--- What is needed ---
Lines that include the word "this" are the ones to copy.

--- Extracted information ---
※ ※ ※

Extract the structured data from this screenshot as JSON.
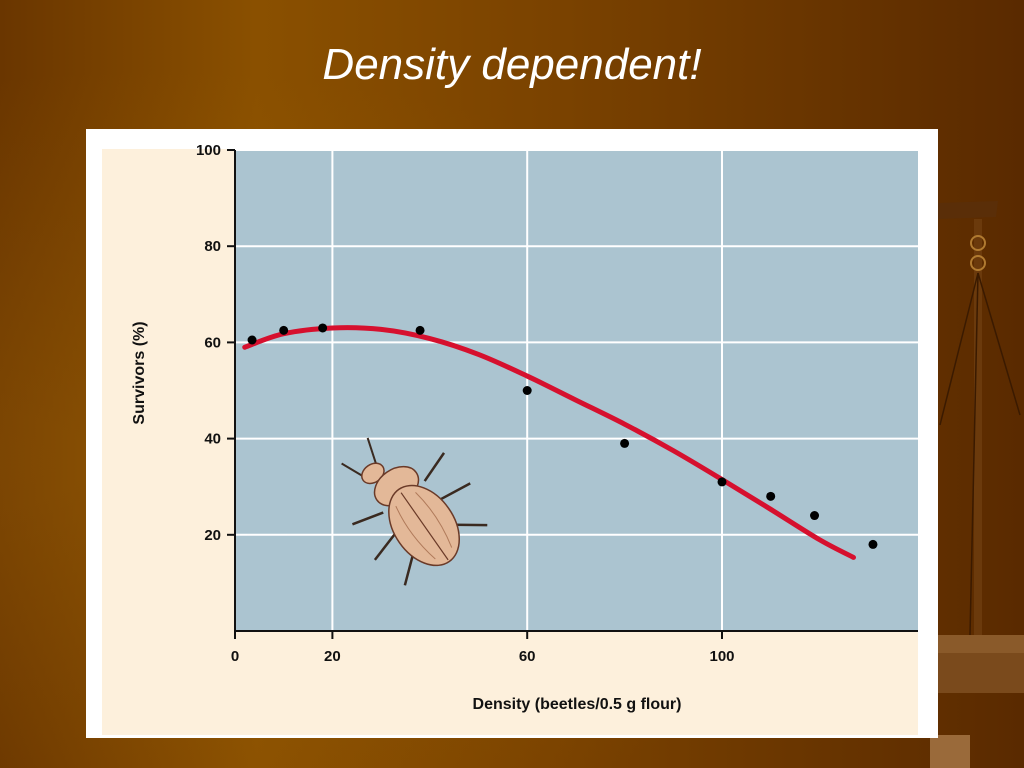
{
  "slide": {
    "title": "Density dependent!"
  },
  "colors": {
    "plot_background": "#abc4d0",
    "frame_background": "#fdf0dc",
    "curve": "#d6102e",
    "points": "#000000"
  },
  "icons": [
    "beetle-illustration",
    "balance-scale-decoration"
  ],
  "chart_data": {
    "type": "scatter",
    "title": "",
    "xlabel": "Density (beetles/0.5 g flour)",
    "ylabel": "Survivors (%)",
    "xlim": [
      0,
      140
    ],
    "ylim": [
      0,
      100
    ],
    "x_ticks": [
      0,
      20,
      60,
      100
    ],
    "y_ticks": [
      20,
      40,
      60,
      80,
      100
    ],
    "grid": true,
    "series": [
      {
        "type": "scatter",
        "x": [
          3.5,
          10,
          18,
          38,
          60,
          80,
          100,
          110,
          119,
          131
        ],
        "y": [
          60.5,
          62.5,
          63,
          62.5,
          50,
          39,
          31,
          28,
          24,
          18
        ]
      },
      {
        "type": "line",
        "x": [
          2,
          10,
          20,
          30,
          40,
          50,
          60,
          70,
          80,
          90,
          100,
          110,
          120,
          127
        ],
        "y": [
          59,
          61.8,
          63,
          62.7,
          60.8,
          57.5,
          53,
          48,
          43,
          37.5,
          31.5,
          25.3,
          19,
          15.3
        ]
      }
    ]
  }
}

※ ※ ※

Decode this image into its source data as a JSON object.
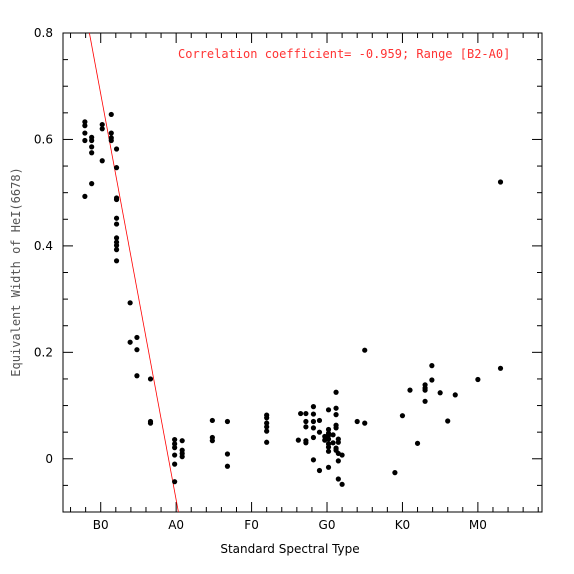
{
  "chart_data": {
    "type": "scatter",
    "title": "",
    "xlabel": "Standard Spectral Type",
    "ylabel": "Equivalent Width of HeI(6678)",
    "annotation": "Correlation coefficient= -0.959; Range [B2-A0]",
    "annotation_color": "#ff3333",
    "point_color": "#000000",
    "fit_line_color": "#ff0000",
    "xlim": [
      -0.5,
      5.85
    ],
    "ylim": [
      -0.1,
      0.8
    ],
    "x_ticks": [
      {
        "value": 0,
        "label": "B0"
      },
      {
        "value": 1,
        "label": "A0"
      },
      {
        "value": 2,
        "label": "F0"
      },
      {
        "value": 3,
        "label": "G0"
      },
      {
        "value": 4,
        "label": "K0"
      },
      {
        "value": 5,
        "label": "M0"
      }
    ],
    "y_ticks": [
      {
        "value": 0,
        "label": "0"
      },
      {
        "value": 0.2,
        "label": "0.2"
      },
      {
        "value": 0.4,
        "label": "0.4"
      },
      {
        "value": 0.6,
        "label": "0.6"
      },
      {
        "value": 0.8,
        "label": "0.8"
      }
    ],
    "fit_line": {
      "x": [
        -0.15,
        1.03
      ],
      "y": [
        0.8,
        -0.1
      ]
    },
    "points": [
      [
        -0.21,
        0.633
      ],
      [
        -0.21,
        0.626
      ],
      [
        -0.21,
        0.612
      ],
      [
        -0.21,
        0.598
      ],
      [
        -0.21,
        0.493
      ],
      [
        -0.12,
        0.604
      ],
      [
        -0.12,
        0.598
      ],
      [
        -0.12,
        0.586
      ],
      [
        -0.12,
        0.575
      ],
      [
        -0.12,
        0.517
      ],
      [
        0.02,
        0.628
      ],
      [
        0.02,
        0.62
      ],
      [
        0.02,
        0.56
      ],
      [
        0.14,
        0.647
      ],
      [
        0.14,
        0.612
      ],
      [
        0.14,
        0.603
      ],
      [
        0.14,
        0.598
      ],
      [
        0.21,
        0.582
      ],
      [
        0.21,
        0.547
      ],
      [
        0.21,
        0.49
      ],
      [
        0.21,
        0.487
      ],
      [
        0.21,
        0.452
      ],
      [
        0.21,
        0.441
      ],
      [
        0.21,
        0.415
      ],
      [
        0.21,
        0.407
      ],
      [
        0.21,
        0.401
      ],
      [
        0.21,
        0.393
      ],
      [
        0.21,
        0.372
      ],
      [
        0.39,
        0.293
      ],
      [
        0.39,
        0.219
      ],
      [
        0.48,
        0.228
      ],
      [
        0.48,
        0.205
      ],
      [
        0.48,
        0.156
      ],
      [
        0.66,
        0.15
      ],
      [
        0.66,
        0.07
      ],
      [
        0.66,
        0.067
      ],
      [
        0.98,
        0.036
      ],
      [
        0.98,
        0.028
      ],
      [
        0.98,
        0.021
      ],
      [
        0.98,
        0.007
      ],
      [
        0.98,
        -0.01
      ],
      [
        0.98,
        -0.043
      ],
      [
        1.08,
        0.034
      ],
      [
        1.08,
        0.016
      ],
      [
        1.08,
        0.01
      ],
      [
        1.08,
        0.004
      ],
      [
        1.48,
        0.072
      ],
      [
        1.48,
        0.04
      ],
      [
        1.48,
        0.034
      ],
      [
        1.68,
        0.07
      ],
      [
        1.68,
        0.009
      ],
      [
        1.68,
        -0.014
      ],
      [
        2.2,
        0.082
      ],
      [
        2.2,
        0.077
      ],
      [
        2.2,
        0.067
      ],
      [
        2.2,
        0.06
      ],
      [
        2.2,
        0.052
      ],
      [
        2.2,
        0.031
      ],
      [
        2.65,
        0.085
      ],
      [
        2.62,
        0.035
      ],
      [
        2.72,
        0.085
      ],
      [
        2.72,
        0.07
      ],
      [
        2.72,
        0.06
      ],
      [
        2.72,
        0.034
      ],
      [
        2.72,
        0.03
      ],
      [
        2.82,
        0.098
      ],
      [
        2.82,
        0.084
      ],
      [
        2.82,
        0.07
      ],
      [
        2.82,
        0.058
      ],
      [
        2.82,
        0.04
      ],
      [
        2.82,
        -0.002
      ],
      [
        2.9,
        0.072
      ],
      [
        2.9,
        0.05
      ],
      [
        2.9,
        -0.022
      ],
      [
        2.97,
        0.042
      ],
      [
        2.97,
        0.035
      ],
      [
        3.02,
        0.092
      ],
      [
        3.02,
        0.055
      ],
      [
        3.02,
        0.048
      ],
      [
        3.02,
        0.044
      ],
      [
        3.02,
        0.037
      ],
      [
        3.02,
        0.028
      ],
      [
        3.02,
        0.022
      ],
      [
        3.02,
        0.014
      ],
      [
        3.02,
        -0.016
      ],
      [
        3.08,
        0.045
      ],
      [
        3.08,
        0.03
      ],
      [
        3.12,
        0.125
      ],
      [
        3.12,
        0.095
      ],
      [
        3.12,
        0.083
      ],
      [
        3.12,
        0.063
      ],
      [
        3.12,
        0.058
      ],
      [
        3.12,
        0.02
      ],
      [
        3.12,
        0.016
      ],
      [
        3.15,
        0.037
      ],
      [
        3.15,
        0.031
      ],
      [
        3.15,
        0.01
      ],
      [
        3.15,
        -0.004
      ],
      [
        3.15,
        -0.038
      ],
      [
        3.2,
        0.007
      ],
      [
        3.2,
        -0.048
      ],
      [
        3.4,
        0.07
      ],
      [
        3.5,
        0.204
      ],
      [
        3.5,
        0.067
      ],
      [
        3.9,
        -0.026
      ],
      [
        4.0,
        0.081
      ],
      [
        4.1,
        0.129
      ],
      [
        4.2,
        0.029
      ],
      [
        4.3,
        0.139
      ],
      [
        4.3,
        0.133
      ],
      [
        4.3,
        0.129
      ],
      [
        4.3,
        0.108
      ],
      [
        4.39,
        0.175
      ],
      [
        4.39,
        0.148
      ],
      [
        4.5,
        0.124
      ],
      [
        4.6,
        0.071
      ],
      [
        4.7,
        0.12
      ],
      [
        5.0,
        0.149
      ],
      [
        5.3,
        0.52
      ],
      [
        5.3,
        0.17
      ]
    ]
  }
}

※ ※ ※

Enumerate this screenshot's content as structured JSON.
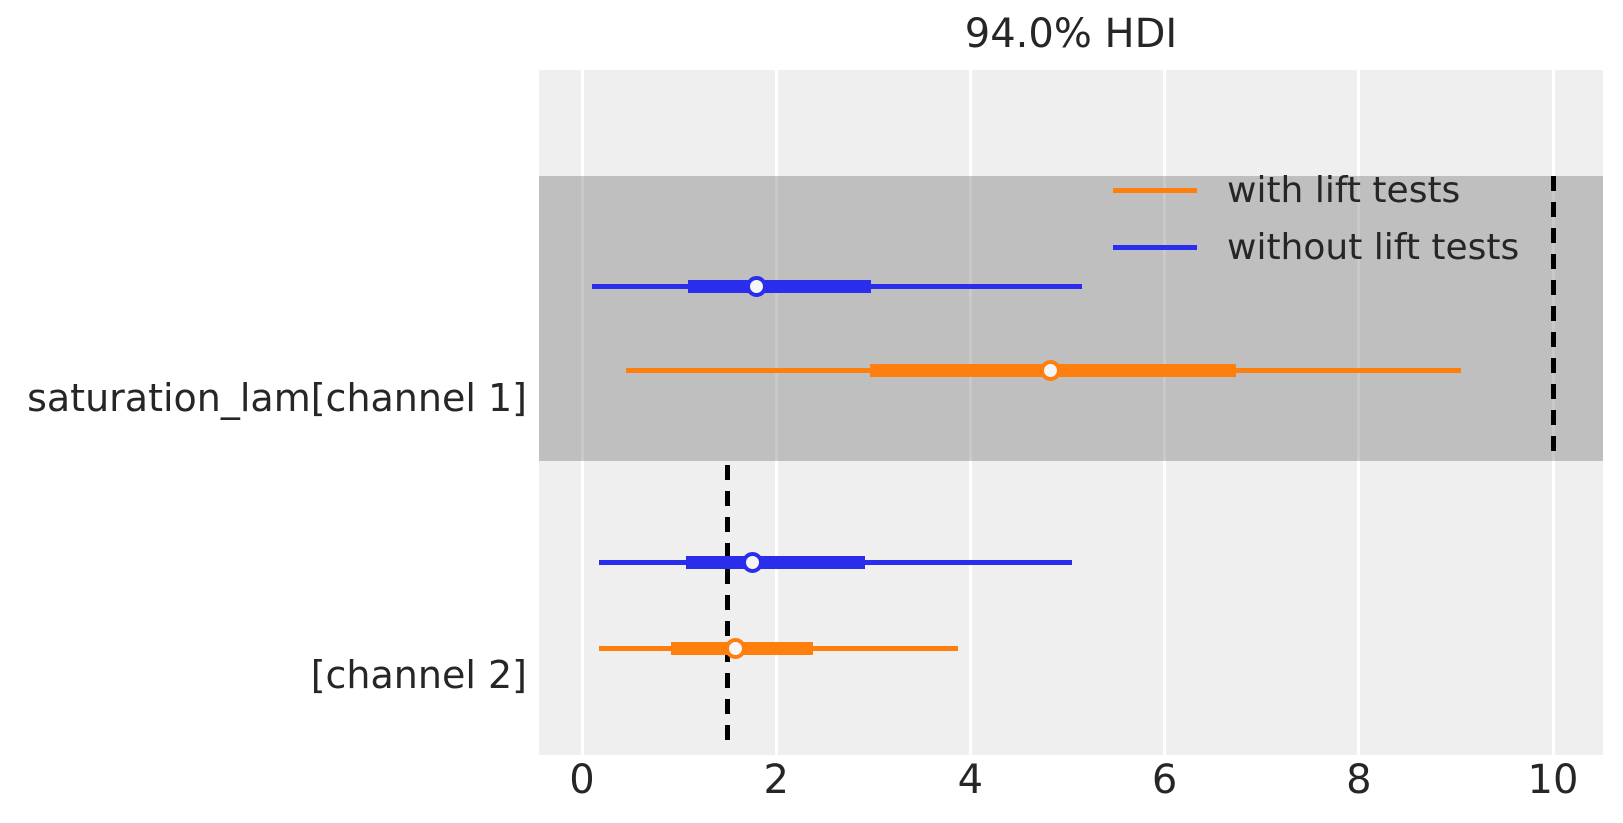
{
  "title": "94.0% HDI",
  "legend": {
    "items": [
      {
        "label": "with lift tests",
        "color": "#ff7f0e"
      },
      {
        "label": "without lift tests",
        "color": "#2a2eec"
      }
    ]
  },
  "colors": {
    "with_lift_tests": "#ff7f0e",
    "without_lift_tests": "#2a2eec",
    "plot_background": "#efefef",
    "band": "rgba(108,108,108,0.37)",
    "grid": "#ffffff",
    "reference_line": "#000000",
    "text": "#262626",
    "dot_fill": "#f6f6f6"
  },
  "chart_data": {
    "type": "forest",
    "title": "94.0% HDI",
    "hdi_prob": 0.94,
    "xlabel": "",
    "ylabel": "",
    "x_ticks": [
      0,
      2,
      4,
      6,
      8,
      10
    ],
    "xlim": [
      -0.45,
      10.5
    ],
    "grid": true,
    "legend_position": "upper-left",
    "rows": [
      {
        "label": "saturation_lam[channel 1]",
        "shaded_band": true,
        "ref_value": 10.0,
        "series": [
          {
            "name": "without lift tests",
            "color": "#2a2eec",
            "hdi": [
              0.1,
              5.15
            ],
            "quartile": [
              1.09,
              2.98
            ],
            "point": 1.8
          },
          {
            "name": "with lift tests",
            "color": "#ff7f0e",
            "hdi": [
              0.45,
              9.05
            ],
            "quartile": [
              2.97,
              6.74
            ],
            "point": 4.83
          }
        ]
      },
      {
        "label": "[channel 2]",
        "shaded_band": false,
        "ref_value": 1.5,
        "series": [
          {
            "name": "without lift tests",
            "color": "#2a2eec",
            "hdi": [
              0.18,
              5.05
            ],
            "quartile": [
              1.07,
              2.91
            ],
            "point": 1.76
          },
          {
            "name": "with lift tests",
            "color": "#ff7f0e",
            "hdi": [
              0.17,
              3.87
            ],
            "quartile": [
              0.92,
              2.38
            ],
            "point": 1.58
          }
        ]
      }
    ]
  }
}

※ ※ ※

--- Response ---
Extract the structured data from this screenshot as JSON.
Decode this image into its source data as a JSON object.
Enumerate this screenshot's content as structured JSON.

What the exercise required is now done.